-------- Recorded information

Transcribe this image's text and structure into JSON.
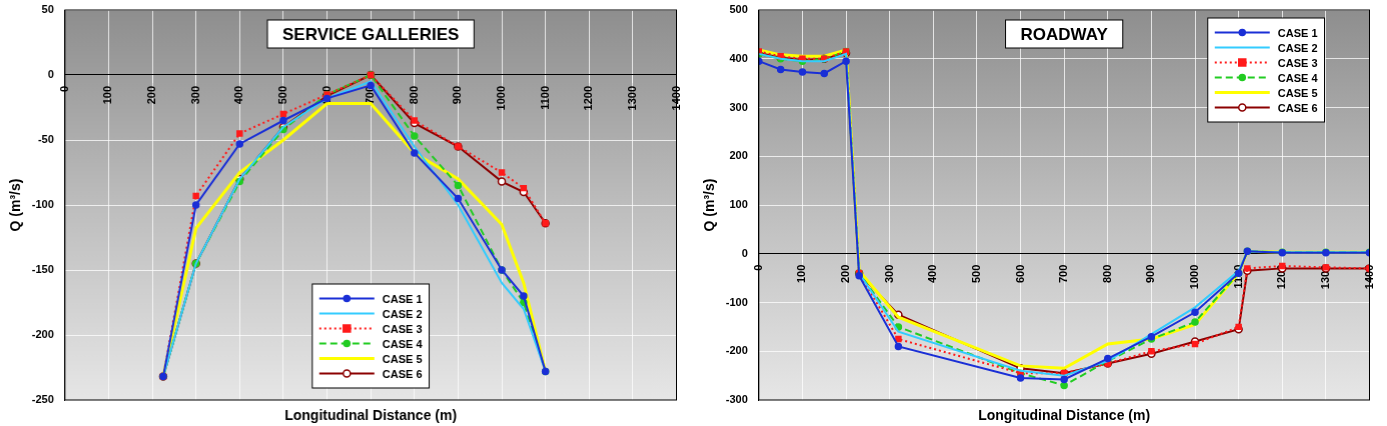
{
  "chart_data": [
    {
      "type": "line",
      "title": "SERVICE GALLERIES",
      "x_label": "Longitudinal Distance (m)",
      "y_label": "Q (m³/s)",
      "x": [
        225,
        300,
        400,
        500,
        600,
        700,
        800,
        900,
        1000,
        1050,
        1100
      ],
      "series": [
        {
          "name": "CASE 1",
          "color": "#1a2fd6",
          "marker": "circle",
          "line_style": "solid",
          "values": [
            -232,
            -100,
            -53,
            -35,
            -18,
            -8,
            -60,
            -95,
            -150,
            -170,
            -228
          ]
        },
        {
          "name": "CASE 2",
          "color": "#33ccff",
          "marker": "none",
          "line_style": "solid",
          "values": [
            -232,
            -145,
            -80,
            -40,
            -18,
            -5,
            -55,
            -100,
            -160,
            -180,
            -228
          ]
        },
        {
          "name": "CASE 3",
          "color": "#ff1a1a",
          "marker": "square",
          "line_style": "dotted",
          "values": [
            -232,
            -93,
            -45,
            -30,
            -15,
            0,
            -35,
            -55,
            -75,
            -87,
            -114
          ]
        },
        {
          "name": "CASE 4",
          "color": "#22cc22",
          "marker": "circle",
          "line_style": "dashed",
          "values": [
            -232,
            -145,
            -82,
            -42,
            -15,
            0,
            -47,
            -85,
            -150,
            -175,
            -228
          ]
        },
        {
          "name": "CASE 5",
          "color": "#ffff00",
          "marker": "none",
          "line_style": "solid",
          "values": [
            -232,
            -118,
            -75,
            -50,
            -22,
            -22,
            -60,
            -80,
            -115,
            -160,
            -228
          ]
        },
        {
          "name": "CASE 6",
          "color": "#8b0000",
          "marker": "open_circle",
          "line_style": "solid",
          "values": [
            -232,
            -145,
            -80,
            -40,
            -16,
            0,
            -37,
            -55,
            -82,
            -90,
            -114
          ]
        }
      ],
      "xlim": [
        0,
        1400
      ],
      "xticks": [
        0,
        100,
        200,
        300,
        400,
        500,
        600,
        700,
        800,
        900,
        1000,
        1100,
        1200,
        1300,
        1400
      ],
      "ylim": [
        -250,
        50
      ],
      "yticks": [
        -250,
        -200,
        -150,
        -100,
        -50,
        0,
        50
      ],
      "grid": true,
      "legend": "lower center"
    },
    {
      "type": "line",
      "title": "ROADWAY",
      "x_label": "Longitudinal Distance (m)",
      "y_label": "Q (m³/s)",
      "x": [
        0,
        50,
        100,
        150,
        200,
        230,
        320,
        600,
        700,
        800,
        900,
        1000,
        1100,
        1120,
        1200,
        1300,
        1400
      ],
      "series": [
        {
          "name": "CASE 1",
          "color": "#1a2fd6",
          "marker": "circle",
          "line_style": "solid",
          "values": [
            395,
            378,
            373,
            370,
            395,
            -45,
            -190,
            -255,
            -258,
            -215,
            -170,
            -120,
            -40,
            5,
            2,
            2,
            2
          ]
        },
        {
          "name": "CASE 2",
          "color": "#33ccff",
          "marker": "none",
          "line_style": "solid",
          "values": [
            410,
            400,
            395,
            395,
            410,
            -40,
            -160,
            -240,
            -250,
            -220,
            -165,
            -110,
            -35,
            5,
            3,
            3,
            3
          ]
        },
        {
          "name": "CASE 3",
          "color": "#ff1a1a",
          "marker": "square",
          "line_style": "dotted",
          "values": [
            415,
            405,
            400,
            400,
            415,
            -40,
            -175,
            -245,
            -245,
            -225,
            -200,
            -185,
            -150,
            -30,
            -25,
            -28,
            -30
          ]
        },
        {
          "name": "CASE 4",
          "color": "#22cc22",
          "marker": "circle",
          "line_style": "dashed",
          "values": [
            410,
            400,
            395,
            400,
            415,
            -40,
            -150,
            -245,
            -270,
            -220,
            -175,
            -140,
            -40,
            5,
            3,
            3,
            3
          ]
        },
        {
          "name": "CASE 5",
          "color": "#ffff00",
          "marker": "none",
          "line_style": "solid",
          "values": [
            418,
            408,
            405,
            405,
            418,
            -35,
            -130,
            -230,
            -235,
            -185,
            -175,
            -145,
            -40,
            5,
            3,
            3,
            3
          ]
        },
        {
          "name": "CASE 6",
          "color": "#8b0000",
          "marker": "open_circle",
          "line_style": "solid",
          "values": [
            412,
            402,
            398,
            400,
            412,
            -40,
            -125,
            -235,
            -245,
            -225,
            -205,
            -180,
            -155,
            -35,
            -30,
            -30,
            -30
          ]
        }
      ],
      "xlim": [
        0,
        1400
      ],
      "xticks": [
        0,
        100,
        200,
        300,
        400,
        500,
        600,
        700,
        800,
        900,
        1000,
        1100,
        1200,
        1300,
        1400
      ],
      "ylim": [
        -300,
        500
      ],
      "yticks": [
        -300,
        -200,
        -100,
        0,
        100,
        200,
        300,
        400,
        500
      ],
      "grid": true,
      "legend": "upper right"
    }
  ]
}
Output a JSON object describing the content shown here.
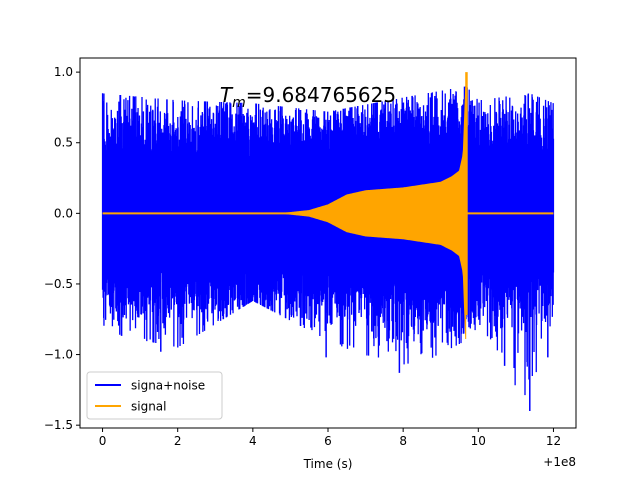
{
  "chart_data": {
    "type": "line",
    "title_main": "T",
    "title_sub": "m",
    "title_value": "=9.684765625",
    "xlabel": "Time (s)",
    "x_offset_label": "+1e8",
    "ylabel": "",
    "xlim": [
      -0.6,
      12.6
    ],
    "ylim": [
      -1.52,
      1.1
    ],
    "xticks": [
      0,
      2,
      4,
      6,
      8,
      10,
      12
    ],
    "xtick_labels": [
      "0",
      "2",
      "4",
      "6",
      "8",
      "10",
      "12"
    ],
    "yticks": [
      -1.5,
      -1.0,
      -0.5,
      0.0,
      0.5,
      1.0
    ],
    "ytick_labels": [
      "−1.5",
      "−1.0",
      "−0.5",
      "0.0",
      "0.5",
      "1.0"
    ],
    "grid": false,
    "legend_position": "lower-left",
    "series": [
      {
        "name": "signa+noise",
        "color": "#0000ff",
        "description": "broadband noise envelope plus chirp",
        "envelope_x": [
          0,
          2,
          4,
          6,
          8,
          9.68,
          10,
          11.37,
          12
        ],
        "envelope_upper": [
          0.85,
          0.8,
          0.78,
          0.72,
          0.82,
          0.9,
          0.8,
          0.85,
          0.78
        ],
        "envelope_lower": [
          -0.84,
          -0.95,
          -0.62,
          -0.9,
          -1.13,
          -0.9,
          -0.8,
          -1.4,
          -0.7
        ],
        "peaks": [
          {
            "x": 1.55,
            "y": -0.98
          },
          {
            "x": 5.95,
            "y": -1.02
          },
          {
            "x": 7.9,
            "y": -1.13
          },
          {
            "x": 10.7,
            "y": -1.08
          },
          {
            "x": 11.37,
            "y": -1.4
          },
          {
            "x": 11.85,
            "y": -1.02
          }
        ]
      },
      {
        "name": "signal",
        "color": "#ffa500",
        "description": "inspiral chirp ending at merger",
        "x": [
          4.8,
          5.5,
          6.0,
          6.5,
          7.0,
          7.5,
          8.0,
          8.5,
          9.0,
          9.3,
          9.5,
          9.6,
          9.68
        ],
        "amplitude": [
          0.0,
          0.02,
          0.06,
          0.13,
          0.16,
          0.17,
          0.18,
          0.2,
          0.22,
          0.26,
          0.3,
          0.42,
          1.0
        ],
        "merger_time": 9.684765625,
        "merger_peak": 1.0,
        "merger_trough": -0.72
      }
    ]
  }
}
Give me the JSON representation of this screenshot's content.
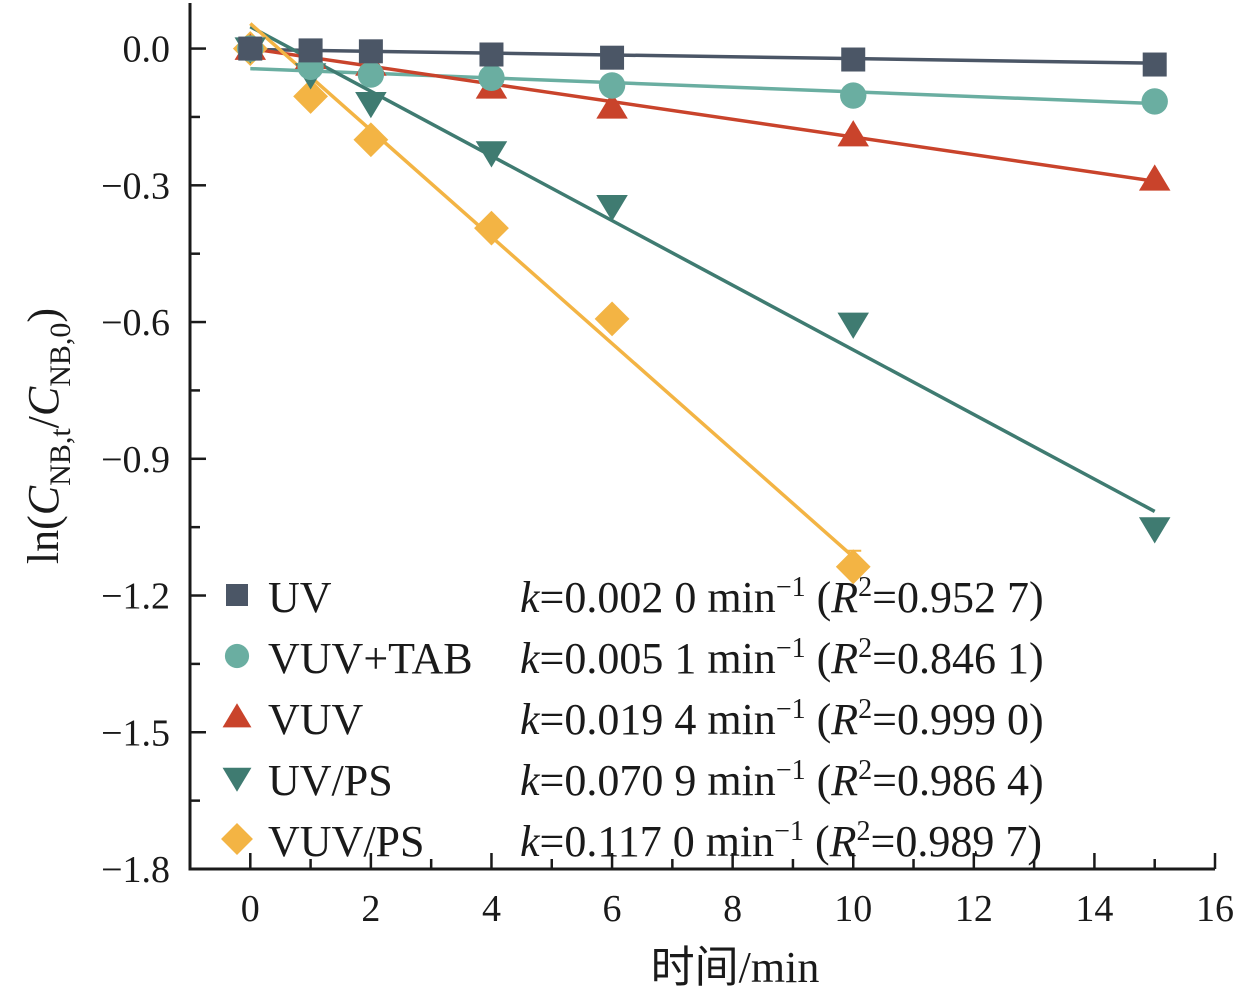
{
  "chart_data": {
    "type": "scatter",
    "title": "",
    "xlabel": "时间/min",
    "ylabel": {
      "prefix": "ln(",
      "num_var": "C",
      "num_sub": "NB,t",
      "slash": "/",
      "den_var": "C",
      "den_sub": "NB,0",
      "suffix": ")"
    },
    "xlim": [
      -1,
      16
    ],
    "ylim": [
      -1.8,
      0.1
    ],
    "xticks": [
      0,
      2,
      4,
      6,
      8,
      10,
      12,
      14,
      16
    ],
    "xtick_labels": [
      "0",
      "2",
      "4",
      "6",
      "8",
      "10",
      "12",
      "14",
      "16"
    ],
    "yticks": [
      0.0,
      -0.3,
      -0.6,
      -0.9,
      -1.2,
      -1.5,
      -1.8
    ],
    "ytick_labels": [
      "0.0",
      "−0.3",
      "−0.6",
      "−0.9",
      "−1.2",
      "−1.5",
      "−1.8"
    ],
    "grid": false,
    "legend_position": "bottom-left",
    "series": [
      {
        "name": "UV",
        "marker": "square",
        "color": "#4b5666",
        "x": [
          0,
          1,
          2,
          4,
          6,
          10,
          15
        ],
        "y": [
          0.0,
          -0.004,
          -0.006,
          -0.013,
          -0.02,
          -0.024,
          -0.035
        ],
        "fit": {
          "k": "0.002 0",
          "R2": "0.952 7",
          "intercept": -0.002,
          "slope": -0.002,
          "x_range": [
            0,
            15
          ]
        }
      },
      {
        "name": "VUV+TAB",
        "marker": "circle",
        "color": "#6aaea1",
        "x": [
          0,
          1,
          2,
          4,
          6,
          10,
          15
        ],
        "y": [
          0.0,
          -0.04,
          -0.057,
          -0.064,
          -0.081,
          -0.103,
          -0.116
        ],
        "fit": {
          "k": "0.005 1",
          "R2": "0.846 1",
          "intercept": -0.044,
          "slope": -0.0051,
          "x_range": [
            0,
            15
          ]
        }
      },
      {
        "name": "VUV",
        "marker": "triangle-up",
        "color": "#c9432b",
        "x": [
          0,
          1,
          2,
          4,
          6,
          10,
          15
        ],
        "y": [
          0.0,
          -0.02,
          -0.035,
          -0.085,
          -0.129,
          -0.19,
          -0.287
        ],
        "fit": {
          "k": "0.019 4",
          "R2": "0.999 0",
          "intercept": 0.0,
          "slope": -0.0194,
          "x_range": [
            0,
            15
          ]
        }
      },
      {
        "name": "UV/PS",
        "marker": "triangle-down",
        "color": "#3f7b71",
        "x": [
          0,
          1,
          2,
          4,
          6,
          10,
          15
        ],
        "y": [
          0.0,
          -0.057,
          -0.12,
          -0.228,
          -0.346,
          -0.604,
          -1.053
        ],
        "fit": {
          "k": "0.070 9",
          "R2": "0.986 4",
          "intercept": 0.048,
          "slope": -0.0709,
          "x_range": [
            0,
            15
          ]
        }
      },
      {
        "name": "VUV/PS",
        "marker": "diamond",
        "color": "#f3b444",
        "x": [
          0,
          1,
          2,
          4,
          6,
          10
        ],
        "y": [
          0.0,
          -0.105,
          -0.2,
          -0.394,
          -0.593,
          -1.137
        ],
        "fit": {
          "k": "0.117 0",
          "R2": "0.989 7",
          "intercept": 0.055,
          "slope": -0.117,
          "x_range": [
            0,
            10
          ]
        }
      }
    ],
    "legend_text": {
      "k_symbol": "k",
      "equals": "=",
      "unit": " min",
      "unit_exp": "−1",
      "r_open": " (",
      "r_symbol": "R",
      "r_exp": "2",
      "r_close": ")"
    }
  }
}
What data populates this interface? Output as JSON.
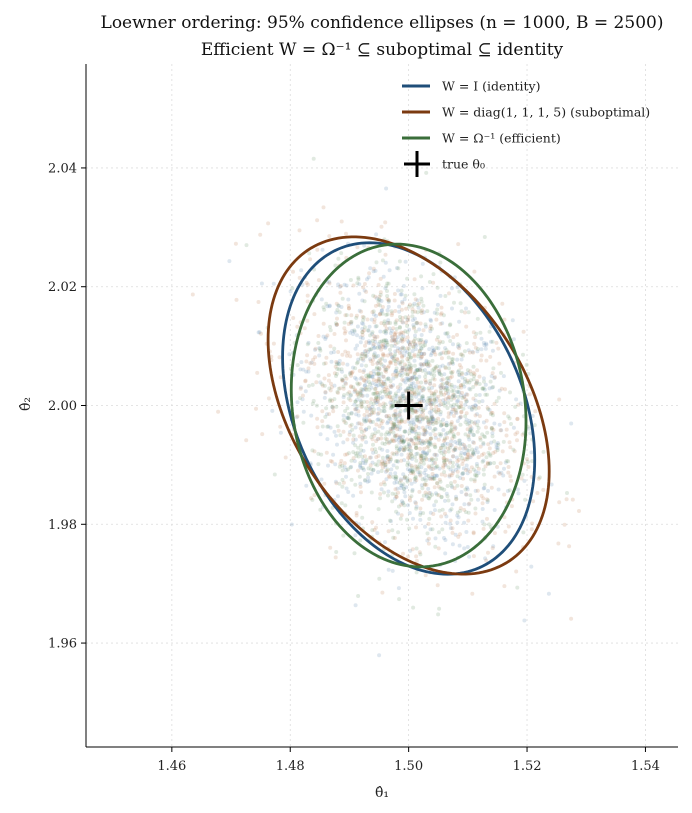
{
  "chart_data": {
    "type": "scatter",
    "title_line1": "Loewner ordering: 95% confidence ellipses (n = 1000, B = 2500)",
    "title_line2": "Efficient W = Ω⁻¹ ⊆ suboptimal ⊆ identity",
    "xlabel": "θ̂₁",
    "ylabel": "θ̂₂",
    "xlim": [
      1.4455,
      1.5455
    ],
    "ylim": [
      1.9425,
      2.0575
    ],
    "xticks": [
      1.46,
      1.48,
      1.5,
      1.52,
      1.54
    ],
    "xtick_labels": [
      "1.46",
      "1.48",
      "1.50",
      "1.52",
      "1.54"
    ],
    "yticks": [
      1.96,
      1.98,
      2.0,
      2.02,
      2.04
    ],
    "ytick_labels": [
      "1.96",
      "1.98",
      "2.00",
      "2.02",
      "2.04"
    ],
    "grid": true,
    "legend_position": "top-right",
    "true_value": {
      "label": "true θ₀",
      "x": 1.5,
      "y": 2.0
    },
    "series": [
      {
        "name": "W = I  (identity)",
        "color": "#1f4e79",
        "ellipse": {
          "cx": 1.5,
          "cy": 1.9995,
          "sd_x": 0.0087,
          "sd_y": 0.0114,
          "rho": -0.31
        },
        "cloud_color": "#4a78a8"
      },
      {
        "name": "W = diag(1, 1, 1, 5)  (suboptimal)",
        "color": "#7b3a10",
        "ellipse": {
          "cx": 1.5,
          "cy": 2.0,
          "sd_x": 0.0097,
          "sd_y": 0.0116,
          "rho": -0.39
        },
        "cloud_color": "#b5713e"
      },
      {
        "name": "W = Ω⁻¹  (efficient)",
        "color": "#3a6e3a",
        "ellipse": {
          "cx": 1.5,
          "cy": 2.0,
          "sd_x": 0.0081,
          "sd_y": 0.0111,
          "rho": -0.1
        },
        "cloud_color": "#5a8a5a"
      }
    ],
    "confidence_chi2": 5.991
  }
}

----------------

Requirements => Copy all the lines above that hold the string "description".

Result of this exercise =>
        "description": "broadband noise envelope plus chirp",
        "description": "inspiral chirp ending at merger",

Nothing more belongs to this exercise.